— START Supplied material —

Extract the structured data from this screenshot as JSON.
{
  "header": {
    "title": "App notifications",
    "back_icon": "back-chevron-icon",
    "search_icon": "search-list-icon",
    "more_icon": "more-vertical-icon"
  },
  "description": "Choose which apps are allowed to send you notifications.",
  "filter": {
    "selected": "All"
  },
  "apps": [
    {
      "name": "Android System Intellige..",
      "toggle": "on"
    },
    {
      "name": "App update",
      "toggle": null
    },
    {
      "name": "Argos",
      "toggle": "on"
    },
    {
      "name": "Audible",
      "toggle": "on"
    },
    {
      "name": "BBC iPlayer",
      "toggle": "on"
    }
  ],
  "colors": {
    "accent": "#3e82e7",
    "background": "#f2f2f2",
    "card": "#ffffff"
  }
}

— END Supplied material —

Stated exercise: Your task is to reproduce all of the records exactly.

Solution to the problem:
Extract the structured data from this screenshot as JSON.
{
  "header": {
    "title": "App notifications",
    "back_icon": "back-chevron-icon",
    "search_icon": "search-list-icon",
    "more_icon": "more-vertical-icon"
  },
  "description": "Choose which apps are allowed to send you notifications.",
  "filter": {
    "selected": "All"
  },
  "apps": [
    {
      "name": "Android System Intellige..",
      "toggle": "on"
    },
    {
      "name": "App update",
      "toggle": null
    },
    {
      "name": "Argos",
      "toggle": "on"
    },
    {
      "name": "Audible",
      "toggle": "on"
    },
    {
      "name": "BBC iPlayer",
      "toggle": "on"
    }
  ],
  "colors": {
    "accent": "#3e82e7",
    "background": "#f2f2f2",
    "card": "#ffffff"
  }
}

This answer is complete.